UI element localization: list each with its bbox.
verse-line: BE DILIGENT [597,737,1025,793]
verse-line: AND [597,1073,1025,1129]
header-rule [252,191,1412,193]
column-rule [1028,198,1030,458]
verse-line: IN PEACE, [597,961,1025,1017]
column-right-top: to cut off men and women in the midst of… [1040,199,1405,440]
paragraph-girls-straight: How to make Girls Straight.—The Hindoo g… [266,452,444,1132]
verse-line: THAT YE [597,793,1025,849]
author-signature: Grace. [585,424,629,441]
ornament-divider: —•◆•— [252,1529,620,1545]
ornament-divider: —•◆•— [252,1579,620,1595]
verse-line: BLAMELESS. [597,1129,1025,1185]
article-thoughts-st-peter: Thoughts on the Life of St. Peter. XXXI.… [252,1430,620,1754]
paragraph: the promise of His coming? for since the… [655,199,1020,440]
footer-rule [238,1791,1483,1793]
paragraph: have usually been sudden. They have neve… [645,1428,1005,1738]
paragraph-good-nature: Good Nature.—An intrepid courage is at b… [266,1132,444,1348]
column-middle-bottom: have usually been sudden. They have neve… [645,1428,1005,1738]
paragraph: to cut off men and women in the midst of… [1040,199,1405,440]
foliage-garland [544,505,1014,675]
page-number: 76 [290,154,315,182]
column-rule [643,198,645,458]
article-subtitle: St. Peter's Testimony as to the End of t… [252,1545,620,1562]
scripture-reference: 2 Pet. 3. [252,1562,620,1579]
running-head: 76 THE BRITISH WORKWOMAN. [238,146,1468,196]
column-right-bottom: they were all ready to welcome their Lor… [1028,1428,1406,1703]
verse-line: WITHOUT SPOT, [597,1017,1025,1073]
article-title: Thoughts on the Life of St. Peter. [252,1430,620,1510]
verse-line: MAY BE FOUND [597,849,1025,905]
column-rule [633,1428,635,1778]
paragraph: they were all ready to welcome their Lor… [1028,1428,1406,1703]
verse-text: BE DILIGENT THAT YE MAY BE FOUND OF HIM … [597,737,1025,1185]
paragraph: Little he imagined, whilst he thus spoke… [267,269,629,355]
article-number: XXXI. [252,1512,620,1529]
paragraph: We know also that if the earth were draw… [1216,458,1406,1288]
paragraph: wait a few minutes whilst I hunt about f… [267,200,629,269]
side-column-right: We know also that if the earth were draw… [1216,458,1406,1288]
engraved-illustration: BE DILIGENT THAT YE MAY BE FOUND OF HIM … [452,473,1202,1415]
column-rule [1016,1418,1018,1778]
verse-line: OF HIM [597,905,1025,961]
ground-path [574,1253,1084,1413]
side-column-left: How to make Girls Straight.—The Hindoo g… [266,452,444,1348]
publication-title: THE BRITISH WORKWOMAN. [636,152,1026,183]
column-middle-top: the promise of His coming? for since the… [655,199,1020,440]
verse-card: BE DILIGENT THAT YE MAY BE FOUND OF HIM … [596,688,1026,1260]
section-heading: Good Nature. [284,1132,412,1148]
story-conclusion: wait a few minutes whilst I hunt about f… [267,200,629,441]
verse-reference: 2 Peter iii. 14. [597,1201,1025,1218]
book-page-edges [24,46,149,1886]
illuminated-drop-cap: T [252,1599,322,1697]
......
Work instructions:
Put every line of the data above into a Markdown table with the columns Row and Line, numbering the rows and leaving out any blank lines.

Solution for this task:
| Row | Line |
|---|---|
| 1 | UI element localization: list each with its bbox. |
| 2 | verse-line: BE DILIGENT [597,737,1025,793] |
| 3 | verse-line: AND [597,1073,1025,1129] |
| 4 | header-rule [252,191,1412,193] |
| 5 | column-rule [1028,198,1030,458] |
| 6 | verse-line: IN PEACE, [597,961,1025,1017] |
| 7 | column-right-top: to cut off men and women in the midst of… [1040,199,1405,440] |
| 8 | paragraph-girls-straight: How to make Girls Straight.—The Hindoo g… [266,452,444,1132] |
| 9 | verse-line: THAT YE [597,793,1025,849] |
| 10 | author-signature: Grace. [585,424,629,441] |
| 11 | ornament-divider: —•◆•— [252,1529,620,1545] |
| 12 | ornament-divider: —•◆•— [252,1579,620,1595] |
| 13 | verse-line: BLAMELESS. [597,1129,1025,1185] |
| 14 | article-thoughts-st-peter: Thoughts on the Life of St. Peter. XXXI.… [252,1430,620,1754] |
| 15 | paragraph: the promise of His coming? for since the… [655,199,1020,440] |
| 16 | footer-rule [238,1791,1483,1793] |
| 17 | paragraph: have usually been sudden. They have neve… [645,1428,1005,1738] |
| 18 | paragraph-good-nature: Good Nature.—An intrepid courage is at b… [266,1132,444,1348] |
| 19 | column-middle-bottom: have usually been sudden. They have neve… [645,1428,1005,1738] |
| 20 | paragraph: to cut off men and women in the midst of… [1040,199,1405,440] |
| 21 | foliage-garland [544,505,1014,675] |
| 22 | page-number: 76 [290,154,315,182] |
| 23 | column-rule [643,198,645,458] |
| 24 | article-subtitle: St. Peter's Testimony as to the End of t… [252,1545,620,1562] |
| 25 | scripture-reference: 2 Pet. 3. [252,1562,620,1579] |
| 26 | running-head: 76 THE BRITISH WORKWOMAN. [238,146,1468,196] |
| 27 | column-right-bottom: they were all ready to welcome their Lor… [1028,1428,1406,1703] |
| 28 | verse-line: WITHOUT SPOT, [597,1017,1025,1073] |
| 29 | article-title: Thoughts on the Life of St. Peter. [252,1430,620,1510] |
| 30 | verse-line: MAY BE FOUND [597,849,1025,905] |
| 31 | column-rule [633,1428,635,1778] |
| 32 | paragraph: they were all ready to welcome their Lor… [1028,1428,1406,1703] |
| 33 | verse-text: BE DILIGENT THAT YE MAY BE FOUND OF HIM … [597,737,1025,1185] |
| 34 | paragraph: Little he imagined, whilst he thus spoke… [267,269,629,355] |
| 35 | article-number: XXXI. [252,1512,620,1529] |
| 36 | paragraph: We know also that if the earth were draw… [1216,458,1406,1288] |
| 37 | paragraph: wait a few minutes whilst I hunt about f… [267,200,629,269] |
| 38 | side-column-right: We know also that if the earth were draw… [1216,458,1406,1288] |
| 39 | engraved-illustration: BE DILIGENT THAT YE MAY BE FOUND OF HIM … [452,473,1202,1415] |
| 40 | column-rule [1016,1418,1018,1778] |
| 41 | verse-line: OF HIM [597,905,1025,961] |
| 42 | ground-path [574,1253,1084,1413] |
| 43 | side-column-left: How to make Girls Straight.—The Hindoo g… [266,452,444,1348] |
| 44 | publication-title: THE BRITISH WORKWOMAN. [636,152,1026,183] |
| 45 | column-middle-top: the promise of His coming? for since the… [655,199,1020,440] |
| 46 | verse-card: BE DILIGENT THAT YE MAY BE FOUND OF HIM … [596,688,1026,1260] |
| 47 | section-heading: Good Nature. [284,1132,412,1148] |
| 48 | story-conclusion: wait a few minutes whilst I hunt about f… [267,200,629,441] |
| 49 | verse-reference: 2 Peter iii. 14. [597,1201,1025,1218] |
| 50 | book-page-edges [24,46,149,1886] |
| 51 | illuminated-drop-cap: T [252,1599,322,1697] |